• [Selected passage]
Skip to main content

Explanation of "struct task_struct"

This document tries to explain clearly what fields in the structure task_struct do. It's not complete and everyone is welcome to add information. Let's start by saying that each process under Linux is defined by a structure task_struct. The following information are available (on kernel 2.6.7):

- volatile long state;    /* -1 unrunnable, 0 runnable, >0 stopped */

- struct thread_info *thread_info;
a pointer to a thread_info...

- atomic_t usage;
used by get_task_struct(). It's also set in kernel/fork.c. This value acts like a reference count on the task structure of a process. It can be used if we don't want to hold the tasklist_lock.

- unsigned long flags;    /* per process flags, defined below */
process flag can be, for example, PF_DEAD when exit_notify() is called. List is of possible values is in include/linux/sched.h

- unsigned long ptrace;
used by ptrace a system call that provides the ability to a parent process to observe and control the execution of another process.

- int lock_depth;         /* Lock depth */
used for big kernel lock in SMP. It's a per-process counter of acquires. -1 means no lock.

- int prio, static_prio;
priority of a process used when scheduled. Variable prio, which is the user-nice values, can be converted to static priority to better scale

- struct list_head run_list;
various scheduler parameters. a list of runnable task.

- prio_array_t *array;
a pointer to a priority array.

- unsigned long sleep_avg;
average sleep time of the process

- long interactive_credit;
used to evaluate the interactivity of a task. For example, tasks that sleep a long time are categorized as idle and will get just interactive status to stay active and prevent them suddenly becoming cpu hogs

- unsigned long long timestamp;

starving other processes. keep the time when the process has been activating. It is used, for
example, to recalculate the task's priority.

- int activated;
TO-DO

- unsigned long policy;
the scheduling policy used for this process. It can be SCHED_NORMAL, SCHED_FIFO or SCHED_RR.

- cpumask_t cpus_allowed;
mask that indicates on what CPUs the process can run.

- unsigned int time_slice, first_time_slice;
time during when the process can run.

- struct list_head tasks;
double linked list of tasks in the system.

- struct list_head ptrace_children;
list of children traced by the process.

- struct list_head ptrace_list;
list of parent that traces the process.

- struct mm_struct *mm, *active_mm;
process address space describes by mm_struct. Field active_mm points to the active address space if the process doesn't have real one (eg kernel threads).

/* task state */
- struct linux_binfmt *binfmt;
allows to define functions that are used to load the binary formats that linux accepts.

- int exit_code, exit_signal;
holds code or signal when a process exited. code: SIGHUP, SIGINT, SIGQUIT, ...
signal: generally used with SIGCHLD to signal init on exit

- int pdeath_signal;
/*  The signal sent when the parent dies  */

/* ??? */
- unsigned long personality;
relates to the personality of the task, i.e. to the way certain system calls behave in order to emulate the "personality" of foreign flavors of UNIX.

• [Stated problem]
According to the explanation of struct task_struct, what value of lock_depth means no lock?

• [Available data]
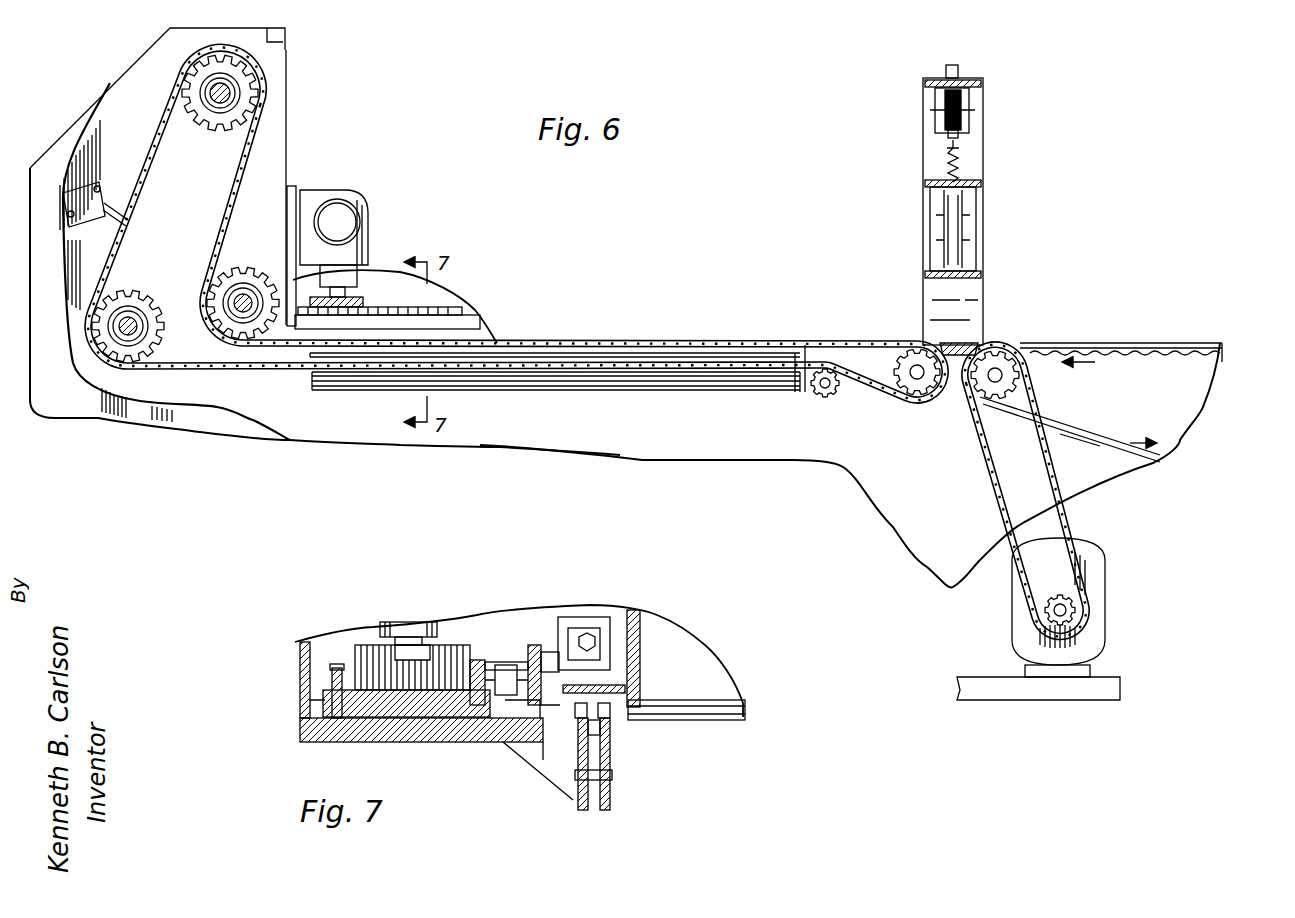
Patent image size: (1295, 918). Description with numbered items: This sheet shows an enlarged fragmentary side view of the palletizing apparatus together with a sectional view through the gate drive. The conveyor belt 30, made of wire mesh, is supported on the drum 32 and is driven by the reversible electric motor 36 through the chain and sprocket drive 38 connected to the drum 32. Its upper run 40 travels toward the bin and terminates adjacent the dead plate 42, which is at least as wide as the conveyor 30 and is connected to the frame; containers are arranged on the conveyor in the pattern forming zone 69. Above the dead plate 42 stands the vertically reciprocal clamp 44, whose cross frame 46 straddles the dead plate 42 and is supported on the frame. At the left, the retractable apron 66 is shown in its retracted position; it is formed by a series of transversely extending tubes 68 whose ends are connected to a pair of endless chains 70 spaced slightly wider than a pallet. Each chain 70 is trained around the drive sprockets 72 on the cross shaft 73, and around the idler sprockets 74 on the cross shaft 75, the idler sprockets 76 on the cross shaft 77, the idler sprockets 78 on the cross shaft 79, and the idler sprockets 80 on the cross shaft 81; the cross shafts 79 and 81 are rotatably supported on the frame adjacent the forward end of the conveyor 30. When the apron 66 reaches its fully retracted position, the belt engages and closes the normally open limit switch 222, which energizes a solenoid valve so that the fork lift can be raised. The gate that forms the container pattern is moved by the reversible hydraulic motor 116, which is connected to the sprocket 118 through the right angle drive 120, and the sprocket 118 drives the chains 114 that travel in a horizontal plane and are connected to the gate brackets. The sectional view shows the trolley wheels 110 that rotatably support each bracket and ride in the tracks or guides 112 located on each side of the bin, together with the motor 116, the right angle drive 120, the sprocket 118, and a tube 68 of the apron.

• [Task solution]
A value of -1 means no lock.